## Dataset content
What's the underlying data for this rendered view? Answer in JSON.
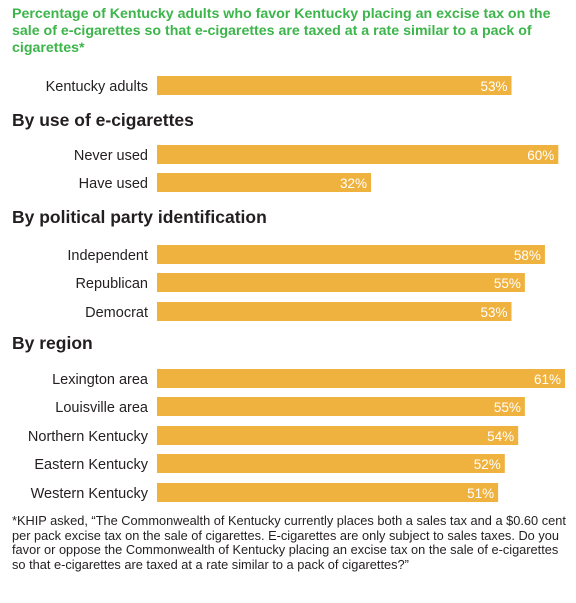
{
  "title": "Percentage of Kentucky adults who favor Kentucky placing an excise tax on the sale of e-cigarettes so that e-cigarettes are taxed at a rate similar to a pack of cigarettes*",
  "footnote": "*KHIP asked, “The Commonwealth of Kentucky currently places both a sales tax and a $0.60 cent per pack excise tax on the sale of cigarettes. E-cigarettes are only subject to sales taxes. Do you favor or oppose the Commonwealth of Kentucky placing an excise tax on the sale of e-cigarettes so that e-cigarettes are taxed at a rate similar to a pack of cigarettes?”",
  "colors": {
    "bar": "#f0b23e",
    "title": "#3cb54a",
    "label": "#231f20",
    "value_text": "#ffffff"
  },
  "chart_data": {
    "type": "bar",
    "orientation": "horizontal",
    "value_suffix": "%",
    "xlim": [
      0,
      61
    ],
    "groups": [
      {
        "heading": "",
        "categories": [
          "Kentucky adults"
        ],
        "values": [
          53
        ]
      },
      {
        "heading": "By use of e-cigarettes",
        "categories": [
          "Never used",
          "Have used"
        ],
        "values": [
          60,
          32
        ]
      },
      {
        "heading": "By political party identification",
        "categories": [
          "Independent",
          "Republican",
          "Democrat"
        ],
        "values": [
          58,
          55,
          53
        ]
      },
      {
        "heading": "By region",
        "categories": [
          "Lexington area",
          "Louisville area",
          "Northern Kentucky",
          "Eastern Kentucky",
          "Western Kentucky"
        ],
        "values": [
          61,
          55,
          54,
          52,
          51
        ]
      }
    ]
  }
}
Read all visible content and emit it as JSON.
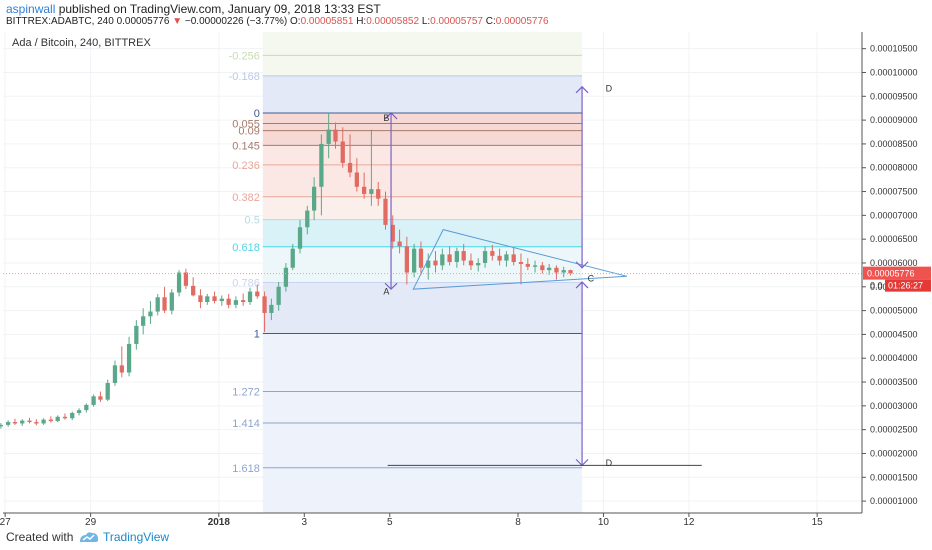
{
  "header": {
    "author": "aspinwall",
    "published_text": "published on TradingView.com, January 09, 2018 13:33 EST",
    "symbol_interval": "BITTREX:ADABTC, 240",
    "last_price": "0.00005776",
    "change_arrow": "▼",
    "change": "−0.00000226 (−3.77%)",
    "o_label": "O:",
    "o_value": "0.00005851",
    "h_label": "H:",
    "h_value": "0.00005852",
    "l_label": "L:",
    "l_value": "0.00005757",
    "c_label": "C:",
    "c_value": "0.00005776"
  },
  "chart_data": {
    "type": "candlestick",
    "title": "Ada / Bitcoin, 240, BITTREX",
    "y_axis": {
      "ticks": [
        "0.00010500",
        "0.00010000",
        "0.00009500",
        "0.00009000",
        "0.00008500",
        "0.00008000",
        "0.00007500",
        "0.00007000",
        "0.00006500",
        "0.00006000",
        "0.00005500",
        "0.00005000",
        "0.00004500",
        "0.00004000",
        "0.00003500",
        "0.00003000",
        "0.00002500",
        "0.00002000",
        "0.00001500",
        "0.00001000"
      ],
      "range": [
        7.5e-06,
        0.0001085
      ]
    },
    "x_axis": {
      "ticks": [
        {
          "label": "27",
          "day": 27
        },
        {
          "label": "29",
          "day": 29
        },
        {
          "label": "2018",
          "day": 32
        },
        {
          "label": "3",
          "day": 34
        },
        {
          "label": "5",
          "day": 36
        },
        {
          "label": "8",
          "day": 39
        },
        {
          "label": "10",
          "day": 41
        },
        {
          "label": "12",
          "day": 43
        },
        {
          "label": "15",
          "day": 46
        }
      ],
      "range": [
        26.95,
        47.05
      ]
    },
    "price_tag": {
      "value": "0.00005776",
      "price": 5.776e-05
    },
    "countdown_tag": {
      "label_left": "0.0",
      "value": "01:26:27"
    },
    "fibonacci": {
      "range_days": [
        33.03,
        40.5
      ],
      "levels": [
        {
          "label": "-0.256",
          "price": 0.0001036,
          "color": "#c9dab3"
        },
        {
          "label": "-0.168",
          "price": 9.93e-05,
          "color": "#b9c7e6"
        },
        {
          "label": "0",
          "price": 9.15e-05,
          "color": "#3d5a96"
        },
        {
          "label": "0.055",
          "price": 8.93e-05,
          "color": "#a77a6a"
        },
        {
          "label": "0.09",
          "price": 8.78e-05,
          "color": "#a77a6a"
        },
        {
          "label": "0.145",
          "price": 8.47e-05,
          "color": "#a77a6a"
        },
        {
          "label": "0.236",
          "price": 8.06e-05,
          "color": "#e8a79a"
        },
        {
          "label": "0.382",
          "price": 7.39e-05,
          "color": "#e8a79a"
        },
        {
          "label": "0.5",
          "price": 6.91e-05,
          "color": "#b5d9e6"
        },
        {
          "label": "0.618",
          "price": 6.34e-05,
          "color": "#4bd6e6"
        },
        {
          "label": "0.786",
          "price": 5.59e-05,
          "color": "#c9d4ee"
        },
        {
          "label": "1",
          "price": 4.52e-05,
          "color": "#3d5a96"
        },
        {
          "label": "1.272",
          "price": 3.3e-05,
          "color": "#8fa4cf"
        },
        {
          "label": "1.414",
          "price": 2.64e-05,
          "color": "#8fa4cf"
        },
        {
          "label": "1.618",
          "price": 1.7e-05,
          "color": "#8fa4cf"
        }
      ]
    },
    "annotations": [
      {
        "label": "A",
        "day": 35.85,
        "price": 5.42e-05
      },
      {
        "label": "B",
        "day": 35.85,
        "price": 9.07e-05
      },
      {
        "label": "C",
        "day": 40.63,
        "price": 5.7e-05
      },
      {
        "label": "D",
        "day": 41.05,
        "price": 9.68e-05
      },
      {
        "label": "D",
        "day": 41.05,
        "price": 1.82e-05
      }
    ],
    "candles": [
      {
        "d": 26.9,
        "o": 2.57e-05,
        "h": 2.64e-05,
        "l": 2.52e-05,
        "c": 2.6e-05
      },
      {
        "d": 27.07,
        "o": 2.6e-05,
        "h": 2.7e-05,
        "l": 2.56e-05,
        "c": 2.66e-05
      },
      {
        "d": 27.23,
        "o": 2.66e-05,
        "h": 2.73e-05,
        "l": 2.6e-05,
        "c": 2.63e-05
      },
      {
        "d": 27.4,
        "o": 2.63e-05,
        "h": 2.72e-05,
        "l": 2.58e-05,
        "c": 2.69e-05
      },
      {
        "d": 27.57,
        "o": 2.69e-05,
        "h": 2.75e-05,
        "l": 2.63e-05,
        "c": 2.66e-05
      },
      {
        "d": 27.73,
        "o": 2.66e-05,
        "h": 2.72e-05,
        "l": 2.59e-05,
        "c": 2.63e-05
      },
      {
        "d": 27.9,
        "o": 2.63e-05,
        "h": 2.74e-05,
        "l": 2.6e-05,
        "c": 2.71e-05
      },
      {
        "d": 28.07,
        "o": 2.71e-05,
        "h": 2.78e-05,
        "l": 2.65e-05,
        "c": 2.68e-05
      },
      {
        "d": 28.23,
        "o": 2.68e-05,
        "h": 2.8e-05,
        "l": 2.66e-05,
        "c": 2.77e-05
      },
      {
        "d": 28.4,
        "o": 2.77e-05,
        "h": 2.84e-05,
        "l": 2.71e-05,
        "c": 2.74e-05
      },
      {
        "d": 28.57,
        "o": 2.74e-05,
        "h": 2.88e-05,
        "l": 2.7e-05,
        "c": 2.85e-05
      },
      {
        "d": 28.73,
        "o": 2.85e-05,
        "h": 2.95e-05,
        "l": 2.8e-05,
        "c": 2.91e-05
      },
      {
        "d": 28.9,
        "o": 2.91e-05,
        "h": 3.05e-05,
        "l": 2.86e-05,
        "c": 3.02e-05
      },
      {
        "d": 29.07,
        "o": 3.02e-05,
        "h": 3.24e-05,
        "l": 2.98e-05,
        "c": 3.2e-05
      },
      {
        "d": 29.23,
        "o": 3.2e-05,
        "h": 3.3e-05,
        "l": 3.08e-05,
        "c": 3.13e-05
      },
      {
        "d": 29.4,
        "o": 3.13e-05,
        "h": 3.55e-05,
        "l": 3.1e-05,
        "c": 3.48e-05
      },
      {
        "d": 29.57,
        "o": 3.48e-05,
        "h": 3.95e-05,
        "l": 3.42e-05,
        "c": 3.85e-05
      },
      {
        "d": 29.73,
        "o": 3.85e-05,
        "h": 4.25e-05,
        "l": 3.6e-05,
        "c": 3.7e-05
      },
      {
        "d": 29.9,
        "o": 3.7e-05,
        "h": 4.45e-05,
        "l": 3.62e-05,
        "c": 4.3e-05
      },
      {
        "d": 30.07,
        "o": 4.3e-05,
        "h": 4.8e-05,
        "l": 4.18e-05,
        "c": 4.68e-05
      },
      {
        "d": 30.23,
        "o": 4.68e-05,
        "h": 5.05e-05,
        "l": 4.5e-05,
        "c": 4.88e-05
      },
      {
        "d": 30.4,
        "o": 4.88e-05,
        "h": 5.2e-05,
        "l": 4.72e-05,
        "c": 4.98e-05
      },
      {
        "d": 30.57,
        "o": 4.98e-05,
        "h": 5.35e-05,
        "l": 4.9e-05,
        "c": 5.28e-05
      },
      {
        "d": 30.73,
        "o": 5.28e-05,
        "h": 5.5e-05,
        "l": 4.95e-05,
        "c": 5e-05
      },
      {
        "d": 30.9,
        "o": 5e-05,
        "h": 5.45e-05,
        "l": 4.92e-05,
        "c": 5.38e-05
      },
      {
        "d": 31.07,
        "o": 5.38e-05,
        "h": 5.85e-05,
        "l": 5.3e-05,
        "c": 5.8e-05
      },
      {
        "d": 31.23,
        "o": 5.8e-05,
        "h": 5.88e-05,
        "l": 5.45e-05,
        "c": 5.52e-05
      },
      {
        "d": 31.4,
        "o": 5.52e-05,
        "h": 5.7e-05,
        "l": 5.3e-05,
        "c": 5.32e-05
      },
      {
        "d": 31.57,
        "o": 5.32e-05,
        "h": 5.45e-05,
        "l": 5.05e-05,
        "c": 5.18e-05
      },
      {
        "d": 31.73,
        "o": 5.18e-05,
        "h": 5.35e-05,
        "l": 5.12e-05,
        "c": 5.3e-05
      },
      {
        "d": 31.9,
        "o": 5.3e-05,
        "h": 5.4e-05,
        "l": 5.15e-05,
        "c": 5.2e-05
      },
      {
        "d": 32.07,
        "o": 5.2e-05,
        "h": 5.32e-05,
        "l": 5.1e-05,
        "c": 5.25e-05
      },
      {
        "d": 32.23,
        "o": 5.25e-05,
        "h": 5.35e-05,
        "l": 5.05e-05,
        "c": 5.12e-05
      },
      {
        "d": 32.4,
        "o": 5.12e-05,
        "h": 5.3e-05,
        "l": 5.05e-05,
        "c": 5.22e-05
      },
      {
        "d": 32.57,
        "o": 5.22e-05,
        "h": 5.36e-05,
        "l": 5.1e-05,
        "c": 5.18e-05
      },
      {
        "d": 32.73,
        "o": 5.18e-05,
        "h": 5.48e-05,
        "l": 5.12e-05,
        "c": 5.4e-05
      },
      {
        "d": 32.9,
        "o": 5.4e-05,
        "h": 5.55e-05,
        "l": 5.25e-05,
        "c": 5.3e-05
      },
      {
        "d": 33.07,
        "o": 5.3e-05,
        "h": 5.4e-05,
        "l": 4.55e-05,
        "c": 4.95e-05
      },
      {
        "d": 33.23,
        "o": 4.95e-05,
        "h": 5.25e-05,
        "l": 4.8e-05,
        "c": 5.12e-05
      },
      {
        "d": 33.4,
        "o": 5.12e-05,
        "h": 5.6e-05,
        "l": 5e-05,
        "c": 5.5e-05
      },
      {
        "d": 33.57,
        "o": 5.5e-05,
        "h": 6e-05,
        "l": 5.4e-05,
        "c": 5.9e-05
      },
      {
        "d": 33.73,
        "o": 5.9e-05,
        "h": 6.4e-05,
        "l": 5.85e-05,
        "c": 6.3e-05
      },
      {
        "d": 33.9,
        "o": 6.3e-05,
        "h": 6.9e-05,
        "l": 6.2e-05,
        "c": 6.75e-05
      },
      {
        "d": 34.07,
        "o": 6.75e-05,
        "h": 7.2e-05,
        "l": 6.6e-05,
        "c": 7.1e-05
      },
      {
        "d": 34.23,
        "o": 7.1e-05,
        "h": 7.8e-05,
        "l": 6.9e-05,
        "c": 7.6e-05
      },
      {
        "d": 34.4,
        "o": 7.6e-05,
        "h": 8.7e-05,
        "l": 7e-05,
        "c": 8.5e-05
      },
      {
        "d": 34.57,
        "o": 8.5e-05,
        "h": 9.15e-05,
        "l": 8.2e-05,
        "c": 8.8e-05
      },
      {
        "d": 34.73,
        "o": 8.8e-05,
        "h": 8.95e-05,
        "l": 8.4e-05,
        "c": 8.55e-05
      },
      {
        "d": 34.9,
        "o": 8.55e-05,
        "h": 8.85e-05,
        "l": 8e-05,
        "c": 8.1e-05
      },
      {
        "d": 35.07,
        "o": 8.1e-05,
        "h": 8.7e-05,
        "l": 7.8e-05,
        "c": 7.9e-05
      },
      {
        "d": 35.23,
        "o": 7.9e-05,
        "h": 8.2e-05,
        "l": 7.5e-05,
        "c": 7.6e-05
      },
      {
        "d": 35.4,
        "o": 7.6e-05,
        "h": 7.9e-05,
        "l": 7.35e-05,
        "c": 7.45e-05
      },
      {
        "d": 35.57,
        "o": 7.45e-05,
        "h": 8.8e-05,
        "l": 7.2e-05,
        "c": 7.55e-05
      },
      {
        "d": 35.73,
        "o": 7.55e-05,
        "h": 7.7e-05,
        "l": 7.2e-05,
        "c": 7.35e-05
      },
      {
        "d": 35.9,
        "o": 7.35e-05,
        "h": 7.5e-05,
        "l": 6.7e-05,
        "c": 6.8e-05
      },
      {
        "d": 36.07,
        "o": 6.8e-05,
        "h": 7e-05,
        "l": 6.3e-05,
        "c": 6.45e-05
      },
      {
        "d": 36.23,
        "o": 6.45e-05,
        "h": 6.7e-05,
        "l": 6.2e-05,
        "c": 6.35e-05
      },
      {
        "d": 36.4,
        "o": 6.35e-05,
        "h": 6.55e-05,
        "l": 5.55e-05,
        "c": 5.8e-05
      },
      {
        "d": 36.57,
        "o": 5.8e-05,
        "h": 6.4e-05,
        "l": 5.7e-05,
        "c": 6.3e-05
      },
      {
        "d": 36.73,
        "o": 6.3e-05,
        "h": 6.45e-05,
        "l": 5.75e-05,
        "c": 5.9e-05
      },
      {
        "d": 36.9,
        "o": 5.9e-05,
        "h": 6.2e-05,
        "l": 5.65e-05,
        "c": 6.05e-05
      },
      {
        "d": 37.07,
        "o": 6.05e-05,
        "h": 6.25e-05,
        "l": 5.8e-05,
        "c": 5.95e-05
      },
      {
        "d": 37.23,
        "o": 5.95e-05,
        "h": 6.3e-05,
        "l": 5.85e-05,
        "c": 6.18e-05
      },
      {
        "d": 37.4,
        "o": 6.18e-05,
        "h": 6.35e-05,
        "l": 5.95e-05,
        "c": 6.02e-05
      },
      {
        "d": 37.57,
        "o": 6.02e-05,
        "h": 6.32e-05,
        "l": 5.9e-05,
        "c": 6.25e-05
      },
      {
        "d": 37.73,
        "o": 6.25e-05,
        "h": 6.4e-05,
        "l": 5.95e-05,
        "c": 6.05e-05
      },
      {
        "d": 37.9,
        "o": 6.05e-05,
        "h": 6.2e-05,
        "l": 5.85e-05,
        "c": 5.95e-05
      },
      {
        "d": 38.07,
        "o": 5.95e-05,
        "h": 6.1e-05,
        "l": 5.82e-05,
        "c": 6e-05
      },
      {
        "d": 38.23,
        "o": 6e-05,
        "h": 6.35e-05,
        "l": 5.9e-05,
        "c": 6.25e-05
      },
      {
        "d": 38.4,
        "o": 6.25e-05,
        "h": 6.38e-05,
        "l": 6.05e-05,
        "c": 6.15e-05
      },
      {
        "d": 38.57,
        "o": 6.15e-05,
        "h": 6.3e-05,
        "l": 5.95e-05,
        "c": 6.05e-05
      },
      {
        "d": 38.73,
        "o": 6.05e-05,
        "h": 6.25e-05,
        "l": 5.92e-05,
        "c": 6.18e-05
      },
      {
        "d": 38.9,
        "o": 6.18e-05,
        "h": 6.32e-05,
        "l": 5.95e-05,
        "c": 6.02e-05
      },
      {
        "d": 39.07,
        "o": 6.02e-05,
        "h": 6.2e-05,
        "l": 5.55e-05,
        "c": 5.98e-05
      },
      {
        "d": 39.23,
        "o": 5.98e-05,
        "h": 6.1e-05,
        "l": 5.85e-05,
        "c": 5.92e-05
      },
      {
        "d": 39.4,
        "o": 5.92e-05,
        "h": 6.05e-05,
        "l": 5.8e-05,
        "c": 5.95e-05
      },
      {
        "d": 39.57,
        "o": 5.95e-05,
        "h": 6.02e-05,
        "l": 5.78e-05,
        "c": 5.85e-05
      },
      {
        "d": 39.73,
        "o": 5.85e-05,
        "h": 5.98e-05,
        "l": 5.75e-05,
        "c": 5.9e-05
      },
      {
        "d": 39.9,
        "o": 5.9e-05,
        "h": 5.95e-05,
        "l": 5.65e-05,
        "c": 5.8e-05
      },
      {
        "d": 40.07,
        "o": 5.8e-05,
        "h": 5.92e-05,
        "l": 5.7e-05,
        "c": 5.85e-05
      },
      {
        "d": 40.23,
        "o": 5.85e-05,
        "h": 5.86e-05,
        "l": 5.74e-05,
        "c": 5.78e-05
      }
    ]
  },
  "footer": {
    "created_with": "Created with",
    "brand": "TradingView"
  },
  "colors": {
    "up": "#5aa88a",
    "down": "#e06b62",
    "fib_outer_bg": "#eef3fb",
    "fib_top_bg": "#f4f8ee",
    "triangle": "#5b9bd5",
    "measure": "#7b61c9",
    "price_tag": "#ef5350",
    "countdown_tag": "#e53935"
  }
}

## Task details
Go through the records and show every line with the string "adults" in it.

## Solved exercise
  "title": "Percentage of Kentucky adults who favor Kentucky placing an excise tax on the sale of e-cigarettes so that e-cigarettes are taxed at a rate similar to a pack of cigarettes*",
          "Kentucky adults"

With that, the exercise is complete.